Stored items
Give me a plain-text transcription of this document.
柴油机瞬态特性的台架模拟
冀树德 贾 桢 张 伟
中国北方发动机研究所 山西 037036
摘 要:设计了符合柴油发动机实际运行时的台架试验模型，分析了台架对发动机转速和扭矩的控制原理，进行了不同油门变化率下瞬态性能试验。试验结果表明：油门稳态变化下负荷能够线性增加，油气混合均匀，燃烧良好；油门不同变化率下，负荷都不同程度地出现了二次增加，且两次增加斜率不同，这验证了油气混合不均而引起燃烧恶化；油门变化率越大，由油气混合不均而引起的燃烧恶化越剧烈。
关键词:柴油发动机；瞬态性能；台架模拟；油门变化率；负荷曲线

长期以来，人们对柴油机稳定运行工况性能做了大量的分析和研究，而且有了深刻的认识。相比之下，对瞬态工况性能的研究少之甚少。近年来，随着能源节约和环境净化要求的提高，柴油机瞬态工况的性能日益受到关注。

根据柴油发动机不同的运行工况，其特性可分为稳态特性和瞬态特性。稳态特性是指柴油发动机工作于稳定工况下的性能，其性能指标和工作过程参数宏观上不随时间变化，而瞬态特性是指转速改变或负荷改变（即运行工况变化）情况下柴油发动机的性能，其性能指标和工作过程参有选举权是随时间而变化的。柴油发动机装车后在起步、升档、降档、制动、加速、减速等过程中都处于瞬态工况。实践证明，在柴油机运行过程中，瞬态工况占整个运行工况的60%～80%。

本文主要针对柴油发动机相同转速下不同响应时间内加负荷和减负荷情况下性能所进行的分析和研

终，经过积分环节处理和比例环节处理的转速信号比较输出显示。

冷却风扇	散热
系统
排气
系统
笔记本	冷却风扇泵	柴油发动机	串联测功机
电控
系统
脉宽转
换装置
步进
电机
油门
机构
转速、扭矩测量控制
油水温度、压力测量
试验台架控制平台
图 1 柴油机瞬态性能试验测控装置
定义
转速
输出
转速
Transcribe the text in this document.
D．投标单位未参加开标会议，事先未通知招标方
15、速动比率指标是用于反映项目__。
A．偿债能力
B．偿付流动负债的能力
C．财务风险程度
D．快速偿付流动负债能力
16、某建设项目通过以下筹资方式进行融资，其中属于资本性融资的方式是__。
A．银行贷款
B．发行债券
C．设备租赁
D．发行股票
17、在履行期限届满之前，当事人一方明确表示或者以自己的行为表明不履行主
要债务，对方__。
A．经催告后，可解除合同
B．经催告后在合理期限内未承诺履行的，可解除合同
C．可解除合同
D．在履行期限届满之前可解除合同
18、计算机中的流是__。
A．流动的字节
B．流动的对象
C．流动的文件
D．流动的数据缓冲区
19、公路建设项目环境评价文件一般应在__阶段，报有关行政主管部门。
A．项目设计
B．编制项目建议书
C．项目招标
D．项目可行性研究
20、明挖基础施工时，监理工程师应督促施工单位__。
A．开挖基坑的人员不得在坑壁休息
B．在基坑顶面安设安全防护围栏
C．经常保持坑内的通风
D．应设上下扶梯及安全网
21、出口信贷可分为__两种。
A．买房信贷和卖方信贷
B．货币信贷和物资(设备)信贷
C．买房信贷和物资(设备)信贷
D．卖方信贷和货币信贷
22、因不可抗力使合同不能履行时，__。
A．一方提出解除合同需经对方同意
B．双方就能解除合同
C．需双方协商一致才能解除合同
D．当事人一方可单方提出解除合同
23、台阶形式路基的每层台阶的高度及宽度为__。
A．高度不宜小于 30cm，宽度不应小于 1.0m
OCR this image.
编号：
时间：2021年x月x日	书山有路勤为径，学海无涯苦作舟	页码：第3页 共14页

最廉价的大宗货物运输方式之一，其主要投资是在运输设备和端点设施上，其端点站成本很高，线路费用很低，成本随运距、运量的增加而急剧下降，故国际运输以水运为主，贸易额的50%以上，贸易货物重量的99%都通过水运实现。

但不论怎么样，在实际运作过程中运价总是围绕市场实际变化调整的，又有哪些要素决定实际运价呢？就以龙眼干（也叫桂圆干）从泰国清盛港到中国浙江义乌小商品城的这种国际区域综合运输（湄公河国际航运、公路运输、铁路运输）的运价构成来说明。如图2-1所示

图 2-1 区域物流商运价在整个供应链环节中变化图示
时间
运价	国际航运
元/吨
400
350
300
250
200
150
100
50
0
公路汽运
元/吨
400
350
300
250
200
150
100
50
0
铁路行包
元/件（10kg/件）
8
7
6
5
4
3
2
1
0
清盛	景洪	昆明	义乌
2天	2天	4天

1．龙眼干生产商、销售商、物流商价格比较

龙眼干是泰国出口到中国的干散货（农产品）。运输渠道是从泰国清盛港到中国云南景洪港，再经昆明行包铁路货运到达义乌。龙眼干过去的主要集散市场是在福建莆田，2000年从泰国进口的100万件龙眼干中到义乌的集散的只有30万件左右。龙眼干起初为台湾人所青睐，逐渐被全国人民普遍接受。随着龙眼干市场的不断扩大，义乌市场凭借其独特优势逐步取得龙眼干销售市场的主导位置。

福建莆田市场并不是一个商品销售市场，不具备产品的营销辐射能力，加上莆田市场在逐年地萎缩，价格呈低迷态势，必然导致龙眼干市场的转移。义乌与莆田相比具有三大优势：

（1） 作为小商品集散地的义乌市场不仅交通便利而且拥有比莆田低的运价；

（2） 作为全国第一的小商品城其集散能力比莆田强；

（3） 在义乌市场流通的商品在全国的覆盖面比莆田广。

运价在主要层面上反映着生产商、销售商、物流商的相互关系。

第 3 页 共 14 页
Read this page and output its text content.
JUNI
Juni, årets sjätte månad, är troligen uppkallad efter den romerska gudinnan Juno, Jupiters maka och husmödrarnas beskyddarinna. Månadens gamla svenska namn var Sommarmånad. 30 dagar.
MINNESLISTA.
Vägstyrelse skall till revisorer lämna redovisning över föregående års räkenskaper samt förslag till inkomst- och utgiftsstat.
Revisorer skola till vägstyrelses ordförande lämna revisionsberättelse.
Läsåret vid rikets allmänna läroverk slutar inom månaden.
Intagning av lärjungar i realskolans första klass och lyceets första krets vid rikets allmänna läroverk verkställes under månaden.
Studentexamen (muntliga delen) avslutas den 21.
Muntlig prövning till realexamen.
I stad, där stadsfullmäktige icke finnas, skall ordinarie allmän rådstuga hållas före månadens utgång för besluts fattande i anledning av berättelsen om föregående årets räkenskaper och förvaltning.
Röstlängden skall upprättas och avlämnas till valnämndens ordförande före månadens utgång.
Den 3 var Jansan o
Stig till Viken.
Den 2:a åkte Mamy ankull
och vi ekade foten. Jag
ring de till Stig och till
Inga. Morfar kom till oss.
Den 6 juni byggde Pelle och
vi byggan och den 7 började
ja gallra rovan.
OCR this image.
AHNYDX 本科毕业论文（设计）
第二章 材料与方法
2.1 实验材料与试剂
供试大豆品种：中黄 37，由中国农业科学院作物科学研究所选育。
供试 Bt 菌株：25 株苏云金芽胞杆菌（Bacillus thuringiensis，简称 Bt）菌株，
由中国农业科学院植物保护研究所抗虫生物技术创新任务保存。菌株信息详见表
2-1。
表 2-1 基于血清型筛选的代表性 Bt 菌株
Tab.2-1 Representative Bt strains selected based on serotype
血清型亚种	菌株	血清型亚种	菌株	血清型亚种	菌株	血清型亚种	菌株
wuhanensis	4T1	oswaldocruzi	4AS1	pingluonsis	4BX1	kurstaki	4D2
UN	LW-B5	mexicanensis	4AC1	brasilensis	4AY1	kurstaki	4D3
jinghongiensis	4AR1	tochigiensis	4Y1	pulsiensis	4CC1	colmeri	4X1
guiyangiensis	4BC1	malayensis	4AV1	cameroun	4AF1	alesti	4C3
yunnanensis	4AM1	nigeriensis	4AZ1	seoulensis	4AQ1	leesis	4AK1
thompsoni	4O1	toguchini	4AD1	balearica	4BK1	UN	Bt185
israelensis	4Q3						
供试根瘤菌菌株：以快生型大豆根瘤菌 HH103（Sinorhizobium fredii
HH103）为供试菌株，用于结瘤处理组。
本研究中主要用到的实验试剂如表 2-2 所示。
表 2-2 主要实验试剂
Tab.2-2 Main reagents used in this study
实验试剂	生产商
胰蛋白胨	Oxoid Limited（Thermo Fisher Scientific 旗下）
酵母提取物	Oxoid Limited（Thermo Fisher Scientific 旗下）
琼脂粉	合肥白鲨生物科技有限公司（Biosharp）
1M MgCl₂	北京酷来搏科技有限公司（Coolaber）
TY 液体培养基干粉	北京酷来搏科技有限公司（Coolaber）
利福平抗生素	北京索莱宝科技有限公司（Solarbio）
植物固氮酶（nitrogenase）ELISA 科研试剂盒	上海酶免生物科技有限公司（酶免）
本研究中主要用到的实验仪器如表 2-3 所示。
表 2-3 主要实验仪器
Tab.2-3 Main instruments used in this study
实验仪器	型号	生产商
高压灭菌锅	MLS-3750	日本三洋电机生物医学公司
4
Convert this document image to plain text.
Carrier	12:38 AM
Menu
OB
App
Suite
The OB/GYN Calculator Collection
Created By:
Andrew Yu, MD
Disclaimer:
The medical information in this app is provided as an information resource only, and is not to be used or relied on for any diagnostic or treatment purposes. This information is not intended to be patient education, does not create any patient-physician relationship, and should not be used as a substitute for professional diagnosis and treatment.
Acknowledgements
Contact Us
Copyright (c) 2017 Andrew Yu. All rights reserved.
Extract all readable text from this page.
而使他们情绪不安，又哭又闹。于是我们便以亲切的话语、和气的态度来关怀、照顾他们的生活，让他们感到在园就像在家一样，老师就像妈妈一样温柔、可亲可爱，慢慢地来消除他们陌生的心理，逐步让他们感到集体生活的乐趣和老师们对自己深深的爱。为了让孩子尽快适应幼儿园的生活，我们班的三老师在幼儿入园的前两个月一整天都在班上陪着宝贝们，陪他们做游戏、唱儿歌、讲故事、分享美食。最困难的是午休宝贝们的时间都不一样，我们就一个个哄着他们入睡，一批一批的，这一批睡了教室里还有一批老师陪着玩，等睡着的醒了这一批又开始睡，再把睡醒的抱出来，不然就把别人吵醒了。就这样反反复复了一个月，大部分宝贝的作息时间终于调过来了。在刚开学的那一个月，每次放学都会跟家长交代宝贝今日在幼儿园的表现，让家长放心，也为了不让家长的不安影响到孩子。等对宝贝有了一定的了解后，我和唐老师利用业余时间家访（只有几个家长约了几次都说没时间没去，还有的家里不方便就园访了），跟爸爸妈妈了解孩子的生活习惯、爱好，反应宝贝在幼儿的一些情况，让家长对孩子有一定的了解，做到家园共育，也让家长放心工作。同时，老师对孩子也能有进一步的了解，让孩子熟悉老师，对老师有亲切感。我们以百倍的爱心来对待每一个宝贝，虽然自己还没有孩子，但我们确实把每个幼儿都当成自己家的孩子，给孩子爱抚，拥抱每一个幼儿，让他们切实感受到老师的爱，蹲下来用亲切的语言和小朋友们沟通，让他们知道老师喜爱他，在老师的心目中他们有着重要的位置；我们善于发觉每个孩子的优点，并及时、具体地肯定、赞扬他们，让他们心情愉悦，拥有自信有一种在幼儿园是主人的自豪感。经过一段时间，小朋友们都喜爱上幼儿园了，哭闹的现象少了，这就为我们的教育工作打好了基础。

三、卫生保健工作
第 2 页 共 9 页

Written exercise
Pull out every line of the entries that includes the word "föregående".

Result
Vägstyrelse skall till revisorer lämna redovisning över föregående års räkenskaper samt förslag till inkomst- och utgiftsstat.
I stad, där stadsfullmäktige icke finnas, skall ordinarie allmän rådstuga hållas före månadens utgång för besluts fattande i anledning av berättelsen om föregående årets räkenskaper och förvaltning.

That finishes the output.